BERLINO - Dopo un inizio riluttante, la Germania è diventata il secondo maggior donatore internazionale per quanto riguarda il sostegno militare all’Ucraina; è seconda solo agli Stati Uniti.
Nel 2024 Berlino ha promesso di raddoppiare il proprio aiuto militare a Kiev, aumentandolo fino a otto miliardi di euro.
Le altre potenze economiche dell’Ue quali la Francia, l’Italia e la Spagna, non stanno sostenendo l’Ucraina nella sua lotta contro l’aggressione russa in maniera coerente con le proprie dichiarazioni precedenti.
Il cancelliere Olaf Scholz sta cercando di fare pressione sui suoi colleghi europei affinché si impegnino di più, dal momento che diventa sempre più chiaro che l’Europa non può contare sul sostegno degli Stati Uniti in termini di sicurezza.
Teresa Roelcke è una cronista del Tagesspiegel


DA SALVINI A MELONI: GLI ETERNI AMICI DI TRUMP

Un autoscatto americano di Giorgia Meloni

ROMA - Alcuni – come Matteo Salvini – usano toni urlati. Altri – come Giorgia Meloni – preferiscono dissimulare. Ma qualunque sia lo stile, una cosa resta chiara: c’è tuttora un solido legame tra la destra italiana e Donald Trump.
I selfie salviniani
«Congratulazioni a Donald Trump per la vittoria a valanga nelle primarie in Iowa!». Così ha twittato Matteo Salvini una settimana fa. L’entusiasmo del leader leghista per le campagne elettorali trumpiane è una storia che si ripete: nella primavera del 2016, Salvini era lì a fare da supporter e a scattarsi selfie con il magnate. Quest’ultimo ricambiava augurandosi che Matteo Salvini diventasse premier.
Destre unite
Già all’epoca, i due avevano molto in comune, dall’aggressivo stile populista al piano di unire la destra sovranista. Nel 2017, quando era il capo stratega di Trump, Steve Bannon ha promosso una rete europea di organizzazioni di estrema destra. Nel 2021, Matteo Salvini era ancora lì, a provare a formare un gruppo unico delle destre all’Europarlamento.

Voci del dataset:
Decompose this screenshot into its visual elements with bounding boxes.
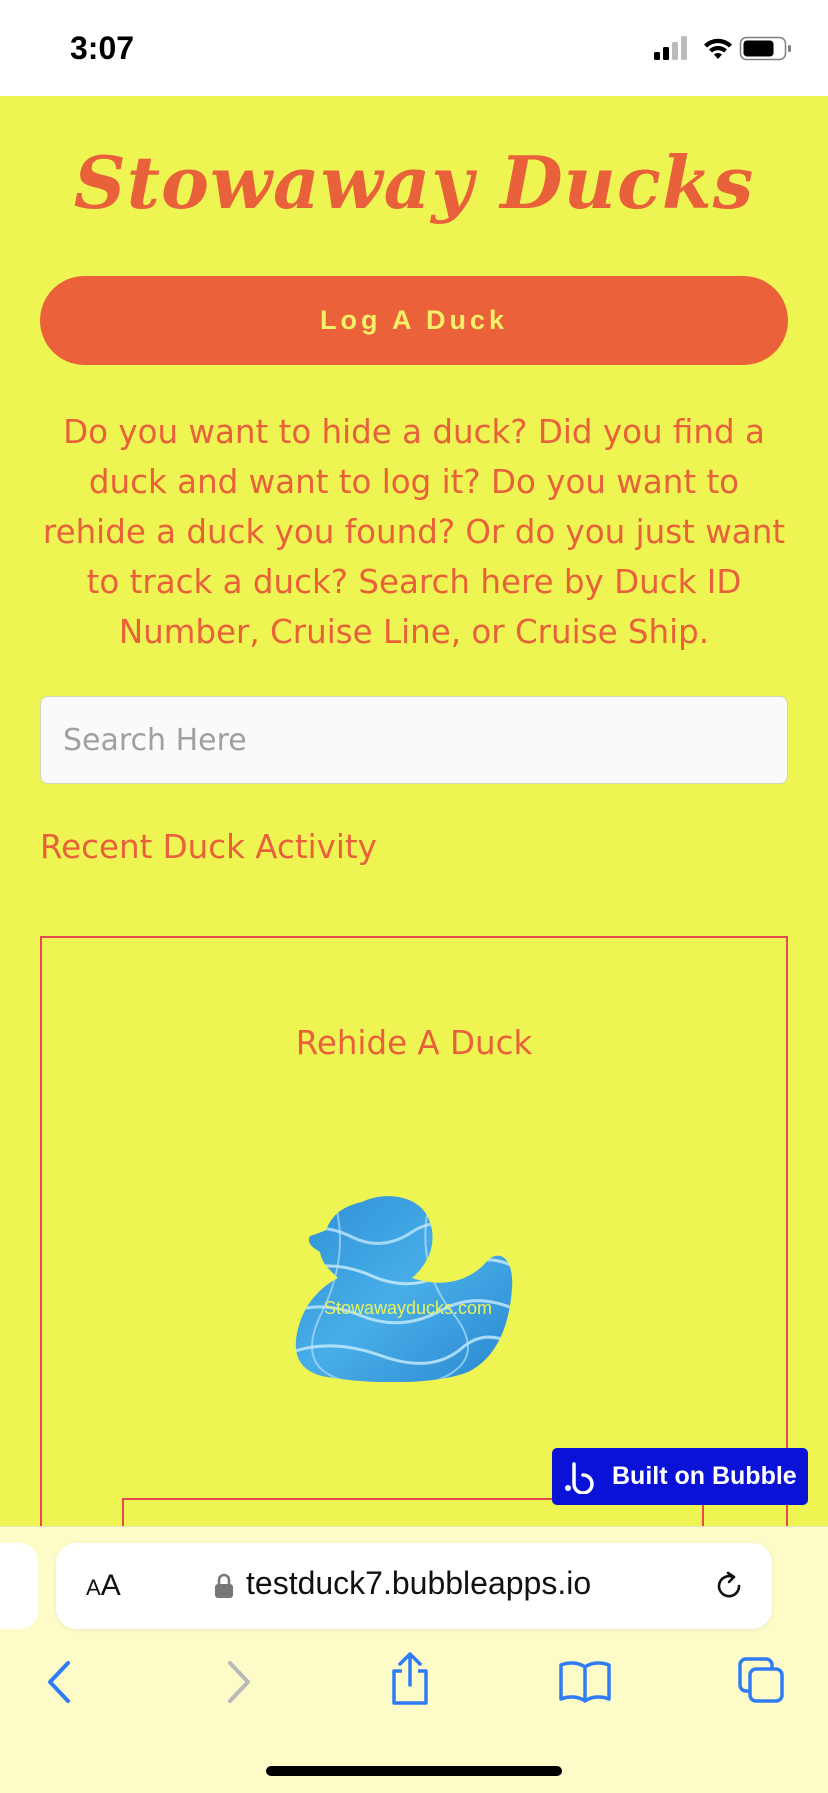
previous-tab-peek[interactable] [0,1543,38,1629]
intro-text: Do you want to hide a duck? Did you find… [42,413,786,651]
built-on-bubble-badge[interactable]: Built on Bubble [552,1448,808,1505]
lock-icon [215,1573,233,1598]
address-bar[interactable]: AA testduck7.bubbleapps.io [56,1543,772,1629]
tabs-icon[interactable] [736,1655,786,1705]
recent-activity-heading: Recent Duck Activity [40,828,377,866]
card-title: Rehide A Duck [295,1024,533,1062]
home-indicator[interactable] [266,1766,562,1776]
bubble-logo-icon [565,1461,594,1494]
log-a-duck-button[interactable]: Log A Duck [40,276,788,365]
wifi-icon [704,38,732,59]
duck-watermark-text: Stowawayducks.com [324,1298,492,1318]
status-bar: 3:07 [0,0,828,96]
app-title: Stowaway Ducks [73,140,755,225]
built-on-bubble-label: Built on Bubble [612,1462,797,1490]
share-icon[interactable] [388,1651,432,1707]
status-icons [654,36,791,61]
back-icon[interactable] [42,1657,78,1707]
bookmarks-icon[interactable] [558,1659,612,1703]
browser-toolbar: AA testduck7.bubbleapps.io [0,1526,828,1793]
search-input[interactable] [40,696,788,784]
status-time: 3:07 [70,30,135,66]
text-size-button[interactable]: AA [86,1569,121,1603]
duck-image: Stowawayducks.com [295,1196,513,1382]
url-text: testduck7.bubbleapps.io [246,1565,592,1601]
cellular-signal-icon [654,36,687,60]
forward-icon[interactable] [220,1657,256,1707]
reload-icon[interactable] [712,1569,746,1603]
battery-icon [739,36,791,61]
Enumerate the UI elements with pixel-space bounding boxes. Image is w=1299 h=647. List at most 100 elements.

Richiesta data
Estrai dal brano estratto la parte che va da "Nel 2024 Berlino" a "termini di sicurezza.", riportandola parola per parola.

Risultato dell'esercizio
Nel 2024 Berlino ha promesso di raddoppiare il proprio aiuto militare a Kiev, aumentandolo fino a otto miliardi di euro.
Le altre potenze economiche dell’Ue quali la Francia, l’Italia e la Spagna, non stanno sostenendo l’Ucraina nella sua lotta contro l’aggressione russa in maniera coerente con le proprie dichiarazioni precedenti.
Il cancelliere Olaf Scholz sta cercando di fare pressione sui suoi colleghi europei affinché si impegnino di più, dal momento che diventa sempre più chiaro che l’Europa non può contare sul sostegno degli Stati Uniti in termini di sicurezza.